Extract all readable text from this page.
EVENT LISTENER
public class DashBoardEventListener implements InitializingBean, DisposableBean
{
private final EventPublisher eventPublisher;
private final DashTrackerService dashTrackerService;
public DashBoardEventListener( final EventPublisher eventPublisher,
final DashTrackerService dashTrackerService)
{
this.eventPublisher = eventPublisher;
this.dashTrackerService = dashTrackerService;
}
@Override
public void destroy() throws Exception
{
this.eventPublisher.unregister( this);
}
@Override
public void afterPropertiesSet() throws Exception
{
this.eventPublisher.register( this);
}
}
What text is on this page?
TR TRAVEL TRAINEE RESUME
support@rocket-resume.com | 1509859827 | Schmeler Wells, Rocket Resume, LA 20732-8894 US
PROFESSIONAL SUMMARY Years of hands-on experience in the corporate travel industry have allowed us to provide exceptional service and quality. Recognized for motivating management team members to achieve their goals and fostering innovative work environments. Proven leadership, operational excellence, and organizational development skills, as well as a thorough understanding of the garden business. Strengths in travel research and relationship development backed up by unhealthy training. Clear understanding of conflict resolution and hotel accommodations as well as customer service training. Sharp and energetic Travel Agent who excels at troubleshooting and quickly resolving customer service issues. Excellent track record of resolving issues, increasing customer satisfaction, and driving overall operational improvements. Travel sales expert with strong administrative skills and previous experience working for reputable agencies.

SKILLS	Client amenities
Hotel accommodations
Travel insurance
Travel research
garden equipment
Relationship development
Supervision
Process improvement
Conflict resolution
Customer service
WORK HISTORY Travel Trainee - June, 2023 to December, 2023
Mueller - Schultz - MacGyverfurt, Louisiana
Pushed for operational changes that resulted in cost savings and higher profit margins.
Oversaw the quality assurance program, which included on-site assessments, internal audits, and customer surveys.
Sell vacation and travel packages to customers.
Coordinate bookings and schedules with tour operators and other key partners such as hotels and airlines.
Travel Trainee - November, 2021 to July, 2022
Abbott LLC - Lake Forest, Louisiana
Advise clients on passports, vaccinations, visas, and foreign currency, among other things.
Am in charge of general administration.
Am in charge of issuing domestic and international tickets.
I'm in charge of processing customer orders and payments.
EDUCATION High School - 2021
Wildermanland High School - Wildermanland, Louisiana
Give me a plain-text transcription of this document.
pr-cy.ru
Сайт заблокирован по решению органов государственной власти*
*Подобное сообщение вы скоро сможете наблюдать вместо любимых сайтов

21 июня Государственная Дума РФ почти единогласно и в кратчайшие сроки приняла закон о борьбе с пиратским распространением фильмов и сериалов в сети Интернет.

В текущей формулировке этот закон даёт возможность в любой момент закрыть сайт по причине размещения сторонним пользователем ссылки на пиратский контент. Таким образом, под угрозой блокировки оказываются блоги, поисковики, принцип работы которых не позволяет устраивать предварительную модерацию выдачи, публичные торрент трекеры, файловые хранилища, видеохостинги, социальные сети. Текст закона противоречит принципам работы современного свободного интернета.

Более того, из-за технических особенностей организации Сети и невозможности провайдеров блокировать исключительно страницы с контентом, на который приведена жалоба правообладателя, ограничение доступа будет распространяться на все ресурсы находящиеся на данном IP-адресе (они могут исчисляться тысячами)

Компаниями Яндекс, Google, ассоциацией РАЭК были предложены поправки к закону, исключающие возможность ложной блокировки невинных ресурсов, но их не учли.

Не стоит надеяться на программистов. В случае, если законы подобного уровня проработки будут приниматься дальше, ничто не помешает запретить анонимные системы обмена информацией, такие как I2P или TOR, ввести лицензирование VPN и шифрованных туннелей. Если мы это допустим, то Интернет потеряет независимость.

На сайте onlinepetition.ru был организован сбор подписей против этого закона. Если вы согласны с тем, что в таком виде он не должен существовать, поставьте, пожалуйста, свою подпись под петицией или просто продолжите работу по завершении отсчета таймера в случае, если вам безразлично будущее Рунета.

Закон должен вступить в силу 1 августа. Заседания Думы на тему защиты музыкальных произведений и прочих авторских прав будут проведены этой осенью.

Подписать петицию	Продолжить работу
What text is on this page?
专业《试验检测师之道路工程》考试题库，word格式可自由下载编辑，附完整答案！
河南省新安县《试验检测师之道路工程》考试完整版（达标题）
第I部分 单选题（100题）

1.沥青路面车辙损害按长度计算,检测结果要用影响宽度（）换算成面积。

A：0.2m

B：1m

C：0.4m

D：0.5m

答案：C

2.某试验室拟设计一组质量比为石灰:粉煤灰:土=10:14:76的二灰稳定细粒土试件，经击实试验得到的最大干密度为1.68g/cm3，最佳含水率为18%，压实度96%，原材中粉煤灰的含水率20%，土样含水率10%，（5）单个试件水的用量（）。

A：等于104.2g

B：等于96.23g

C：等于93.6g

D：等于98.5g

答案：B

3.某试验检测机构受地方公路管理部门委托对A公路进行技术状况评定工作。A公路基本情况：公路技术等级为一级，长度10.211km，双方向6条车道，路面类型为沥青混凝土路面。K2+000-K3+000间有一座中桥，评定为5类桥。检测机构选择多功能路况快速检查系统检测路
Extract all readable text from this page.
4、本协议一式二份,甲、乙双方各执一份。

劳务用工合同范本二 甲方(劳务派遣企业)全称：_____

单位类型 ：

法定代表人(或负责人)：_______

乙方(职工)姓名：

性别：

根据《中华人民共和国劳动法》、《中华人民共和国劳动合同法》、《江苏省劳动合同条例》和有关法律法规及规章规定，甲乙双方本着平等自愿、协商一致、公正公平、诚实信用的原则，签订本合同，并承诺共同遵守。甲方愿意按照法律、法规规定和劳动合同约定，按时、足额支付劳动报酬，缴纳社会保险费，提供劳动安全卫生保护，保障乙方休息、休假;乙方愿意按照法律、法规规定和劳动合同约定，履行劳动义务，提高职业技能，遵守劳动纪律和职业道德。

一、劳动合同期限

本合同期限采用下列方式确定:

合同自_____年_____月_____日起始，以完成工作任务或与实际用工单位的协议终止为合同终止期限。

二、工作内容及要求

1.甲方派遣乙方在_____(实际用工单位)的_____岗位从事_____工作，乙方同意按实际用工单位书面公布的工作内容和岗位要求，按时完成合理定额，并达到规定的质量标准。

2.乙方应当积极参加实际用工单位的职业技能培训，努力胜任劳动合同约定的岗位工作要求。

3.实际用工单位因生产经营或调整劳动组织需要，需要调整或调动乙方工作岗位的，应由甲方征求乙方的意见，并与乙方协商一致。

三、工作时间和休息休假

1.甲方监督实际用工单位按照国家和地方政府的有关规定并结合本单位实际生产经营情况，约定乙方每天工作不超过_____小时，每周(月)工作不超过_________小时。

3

What is being asked
All of the entries must be written out exactly as they stand.

In response
Extract all readable text from this page.
EVENT LISTENER
public class DashBoardEventListener implements InitializingBean, DisposableBean
{
private final EventPublisher eventPublisher;
private final DashTrackerService dashTrackerService;
public DashBoardEventListener( final EventPublisher eventPublisher,
final DashTrackerService dashTrackerService)
{
this.eventPublisher = eventPublisher;
this.dashTrackerService = dashTrackerService;
}
@Override
public void destroy() throws Exception
{
this.eventPublisher.unregister( this);
}
@Override
public void afterPropertiesSet() throws Exception
{
this.eventPublisher.register( this);
}
}
What text is on this page?
TR TRAVEL TRAINEE RESUME
support@rocket-resume.com | 1509859827 | Schmeler Wells, Rocket Resume, LA 20732-8894 US
PROFESSIONAL SUMMARY Years of hands-on experience in the corporate travel industry have allowed us to provide exceptional service and quality. Recognized for motivating management team members to achieve their goals and fostering innovative work environments. Proven leadership, operational excellence, and organizational development skills, as well as a thorough understanding of the garden business. Strengths in travel research and relationship development backed up by unhealthy training. Clear understanding of conflict resolution and hotel accommodations as well as customer service training. Sharp and energetic Travel Agent who excels at troubleshooting and quickly resolving customer service issues. Excellent track record of resolving issues, increasing customer satisfaction, and driving overall operational improvements. Travel sales expert with strong administrative skills and previous experience working for reputable agencies.

SKILLS	Client amenities
Hotel accommodations
Travel insurance
Travel research
garden equipment
Relationship development
Supervision
Process improvement
Conflict resolution
Customer service
WORK HISTORY Travel Trainee - June, 2023 to December, 2023
Mueller - Schultz - MacGyverfurt, Louisiana
Pushed for operational changes that resulted in cost savings and higher profit margins.
Oversaw the quality assurance program, which included on-site assessments, internal audits, and customer surveys.
Sell vacation and travel packages to customers.
Coordinate bookings and schedules with tour operators and other key partners such as hotels and airlines.
Travel Trainee - November, 2021 to July, 2022
Abbott LLC - Lake Forest, Louisiana
Advise clients on passports, vaccinations, visas, and foreign currency, among other things.
Am in charge of general administration.
Am in charge of issuing domestic and international tickets.
I'm in charge of processing customer orders and payments.
EDUCATION High School - 2021
Wildermanland High School - Wildermanland, Louisiana
Give me a plain-text transcription of this document.
pr-cy.ru
Сайт заблокирован по решению органов государственной власти*
*Подобное сообщение вы скоро сможете наблюдать вместо любимых сайтов

21 июня Государственная Дума РФ почти единогласно и в кратчайшие сроки приняла закон о борьбе с пиратским распространением фильмов и сериалов в сети Интернет.

В текущей формулировке этот закон даёт возможность в любой момент закрыть сайт по причине размещения сторонним пользователем ссылки на пиратский контент. Таким образом, под угрозой блокировки оказываются блоги, поисковики, принцип работы которых не позволяет устраивать предварительную модерацию выдачи, публичные торрент трекеры, файловые хранилища, видеохостинги, социальные сети. Текст закона противоречит принципам работы современного свободного интернета.

Более того, из-за технических особенностей организации Сети и невозможности провайдеров блокировать исключительно страницы с контентом, на который приведена жалоба правообладателя, ограничение доступа будет распространяться на все ресурсы находящиеся на данном IP-адресе (они могут исчисляться тысячами)

Компаниями Яндекс, Google, ассоциацией РАЭК были предложены поправки к закону, исключающие возможность ложной блокировки невинных ресурсов, но их не учли.

Не стоит надеяться на программистов. В случае, если законы подобного уровня проработки будут приниматься дальше, ничто не помешает запретить анонимные системы обмена информацией, такие как I2P или TOR, ввести лицензирование VPN и шифрованных туннелей. Если мы это допустим, то Интернет потеряет независимость.

На сайте onlinepetition.ru был организован сбор подписей против этого закона. Если вы согласны с тем, что в таком виде он не должен существовать, поставьте, пожалуйста, свою подпись под петицией или просто продолжите работу по завершении отсчета таймера в случае, если вам безразлично будущее Рунета.

Закон должен вступить в силу 1 августа. Заседания Думы на тему защиты музыкальных произведений и прочих авторских прав будут проведены этой осенью.

Подписать петицию	Продолжить работу
What text is on this page?
专业《试验检测师之道路工程》考试题库，word格式可自由下载编辑，附完整答案！
河南省新安县《试验检测师之道路工程》考试完整版（达标题）
第I部分 单选题（100题）

1.沥青路面车辙损害按长度计算,检测结果要用影响宽度（）换算成面积。

A：0.2m

B：1m

C：0.4m

D：0.5m

答案：C

2.某试验室拟设计一组质量比为石灰:粉煤灰:土=10:14:76的二灰稳定细粒土试件，经击实试验得到的最大干密度为1.68g/cm3，最佳含水率为18%，压实度96%，原材中粉煤灰的含水率20%，土样含水率10%，（5）单个试件水的用量（）。

A：等于104.2g

B：等于96.23g

C：等于93.6g

D：等于98.5g

答案：B

3.某试验检测机构受地方公路管理部门委托对A公路进行技术状况评定工作。A公路基本情况：公路技术等级为一级，长度10.211km，双方向6条车道，路面类型为沥青混凝土路面。K2+000-K3+000间有一座中桥，评定为5类桥。检测机构选择多功能路况快速检查系统检测路
Extract all readable text from this page.
4、本协议一式二份,甲、乙双方各执一份。

劳务用工合同范本二 甲方(劳务派遣企业)全称：_____

单位类型 ：

法定代表人(或负责人)：_______

乙方(职工)姓名：

性别：

根据《中华人民共和国劳动法》、《中华人民共和国劳动合同法》、《江苏省劳动合同条例》和有关法律法规及规章规定，甲乙双方本着平等自愿、协商一致、公正公平、诚实信用的原则，签订本合同，并承诺共同遵守。甲方愿意按照法律、法规规定和劳动合同约定，按时、足额支付劳动报酬，缴纳社会保险费，提供劳动安全卫生保护，保障乙方休息、休假;乙方愿意按照法律、法规规定和劳动合同约定，履行劳动义务，提高职业技能，遵守劳动纪律和职业道德。

一、劳动合同期限

本合同期限采用下列方式确定:

合同自_____年_____月_____日起始，以完成工作任务或与实际用工单位的协议终止为合同终止期限。

二、工作内容及要求

1.甲方派遣乙方在_____(实际用工单位)的_____岗位从事_____工作，乙方同意按实际用工单位书面公布的工作内容和岗位要求，按时完成合理定额，并达到规定的质量标准。

2.乙方应当积极参加实际用工单位的职业技能培训，努力胜任劳动合同约定的岗位工作要求。

3.实际用工单位因生产经营或调整劳动组织需要，需要调整或调动乙方工作岗位的，应由甲方征求乙方的意见，并与乙方协商一致。

三、工作时间和休息休假

1.甲方监督实际用工单位按照国家和地方政府的有关规定并结合本单位实际生产经营情况，约定乙方每天工作不超过_____小时，每周(月)工作不超过_________小时。

3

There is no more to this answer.